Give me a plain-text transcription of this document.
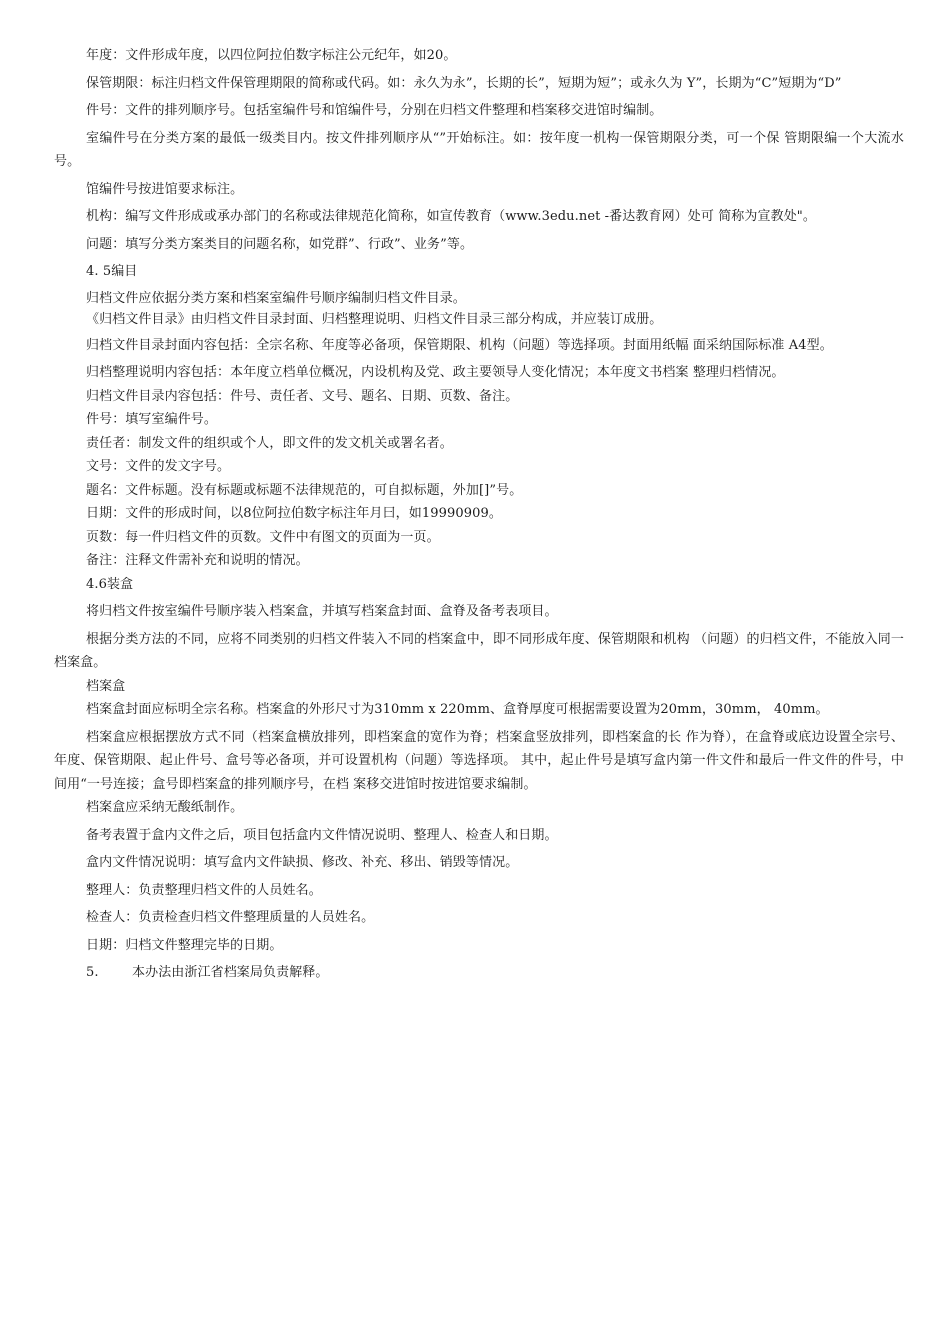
年度：文件形成年度，以四位阿拉伯数字标注公元纪年，如20。

保管期限：标注归档文件保管理期限的简称或代码。如：永久为永”，长期的长”，短期为短”；或永久为 Y”，长期为“C”短期为“D”

件号：文件的排列顺序号。包括室编件号和馆编件号，分别在归档文件整理和档案移交进馆时编制。

室编件号在分类方案的最低一级类目内。按文件排列顺序从“”开始标注。如：按年度一机构一保管期限分类，可一个保 管期限编一个大流水号。

馆编件号按进馆要求标注。

机构：编写文件形成或承办部门的名称或法律规范化简称，如宣传教育（www.3edu.net -番达教育网）处可 简称为宣教处"。

问题：填写分类方案类目的问题名称，如党群”、行政”、业务”等。

4. 5编目

归档文件应依据分类方案和档案室编件号顺序编制归档文件目录。

《归档文件目录》由归档文件目录封面、归档整理说明、归档文件目录三部分构成，并应装订成册。

归档文件目录封面内容包括：全宗名称、年度等必备项，保管期限、机构（问题）等选择项。封面用纸幅 面采纳国际标准 A4型。

归档整理说明内容包括：本年度立档单位概况，内设机构及党、政主要领导人变化情况；本年度文书档案 整理归档情况。

归档文件目录内容包括：件号、责任者、文号、题名、日期、页数、备注。

件号：填写室编件号。

责任者：制发文件的组织或个人，即文件的发文机关或署名者。

文号：文件的发文字号。

题名：文件标题。没有标题或标题不法律规范的，可自拟标题，外加[]”号。

日期：文件的形成时间，以8位阿拉伯数字标注年月曰，如19990909。

页数：每一件归档文件的页数。文件中有图文的页面为一页。

备注：注释文件需补充和说明的情况。

4.6装盒

将归档文件按室编件号顺序装入档案盒，并填写档案盒封面、盒脊及备考表项目。

根据分类方法的不同，应将不同类别的归档文件装入不同的档案盒中，即不同形成年度、保管期限和机构 （问题）的归档文件，不能放入同一档案盒。

档案盒

档案盒封面应标明全宗名称。档案盒的外形尺寸为310mm x 220mm、盒脊厚度可根据需要设置为20mm，30mm， 40mm。

档案盒应根据摆放方式不同（档案盒横放排列，即档案盒的宽作为脊；档案盒竖放排列，即档案盒的长 作为脊），在盒脊或底边设置全宗号、年度、保管期限、起止件号、盒号等必备项，并可设置机构（问题）等选择项。 其中，起止件号是填写盒内第一件文件和最后一件文件的件号，中间用“一号连接；盒号即档案盒的排列顺序号，在档 案移交进馆时按进馆要求编制。

档案盒应采纳无酸纸制作。

备考表置于盒内文件之后，项目包括盒内文件情况说明、整理人、检查人和日期。

盒内文件情况说明：填写盒内文件缺损、修改、补充、移出、销毁等情况。

整理人：负责整理归档文件的人员姓名。

检查人：负责检查归档文件整理质量的人员姓名。

日期：归档文件整理完毕的日期。

5.	本办法由浙江省档案局负责解释。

EXERCISE TASK: Repeat everything in the records precisely. Images are excluded from the copy.

WRITTEN REPLY:
Give me a plain-text transcription of this document.
年度：文件形成年度，以四位阿拉伯数字标注公元纪年，如20。

保管期限：标注归档文件保管理期限的简称或代码。如：永久为永”，长期的长”，短期为短”；或永久为 Y”，长期为“C”短期为“D”

件号：文件的排列顺序号。包括室编件号和馆编件号，分别在归档文件整理和档案移交进馆时编制。

室编件号在分类方案的最低一级类目内。按文件排列顺序从“”开始标注。如：按年度一机构一保管期限分类，可一个保 管期限编一个大流水号。

馆编件号按进馆要求标注。

机构：编写文件形成或承办部门的名称或法律规范化简称，如宣传教育（www.3edu.net -番达教育网）处可 简称为宣教处"。

问题：填写分类方案类目的问题名称，如党群”、行政”、业务”等。

4. 5编目

归档文件应依据分类方案和档案室编件号顺序编制归档文件目录。

《归档文件目录》由归档文件目录封面、归档整理说明、归档文件目录三部分构成，并应装订成册。

归档文件目录封面内容包括：全宗名称、年度等必备项，保管期限、机构（问题）等选择项。封面用纸幅 面采纳国际标准 A4型。

归档整理说明内容包括：本年度立档单位概况，内设机构及党、政主要领导人变化情况；本年度文书档案 整理归档情况。

归档文件目录内容包括：件号、责任者、文号、题名、日期、页数、备注。

件号：填写室编件号。

责任者：制发文件的组织或个人，即文件的发文机关或署名者。

文号：文件的发文字号。

题名：文件标题。没有标题或标题不法律规范的，可自拟标题，外加[]”号。

日期：文件的形成时间，以8位阿拉伯数字标注年月曰，如19990909。

页数：每一件归档文件的页数。文件中有图文的页面为一页。

备注：注释文件需补充和说明的情况。

4.6装盒

将归档文件按室编件号顺序装入档案盒，并填写档案盒封面、盒脊及备考表项目。

根据分类方法的不同，应将不同类别的归档文件装入不同的档案盒中，即不同形成年度、保管期限和机构 （问题）的归档文件，不能放入同一档案盒。

档案盒

档案盒封面应标明全宗名称。档案盒的外形尺寸为310mm x 220mm、盒脊厚度可根据需要设置为20mm，30mm， 40mm。

档案盒应根据摆放方式不同（档案盒横放排列，即档案盒的宽作为脊；档案盒竖放排列，即档案盒的长 作为脊），在盒脊或底边设置全宗号、年度、保管期限、起止件号、盒号等必备项，并可设置机构（问题）等选择项。 其中，起止件号是填写盒内第一件文件和最后一件文件的件号，中间用“一号连接；盒号即档案盒的排列顺序号，在档 案移交进馆时按进馆要求编制。

档案盒应采纳无酸纸制作。

备考表置于盒内文件之后，项目包括盒内文件情况说明、整理人、检查人和日期。

盒内文件情况说明：填写盒内文件缺损、修改、补充、移出、销毁等情况。

整理人：负责整理归档文件的人员姓名。

检查人：负责检查归档文件整理质量的人员姓名。

日期：归档文件整理完毕的日期。

5.	本办法由浙江省档案局负责解释。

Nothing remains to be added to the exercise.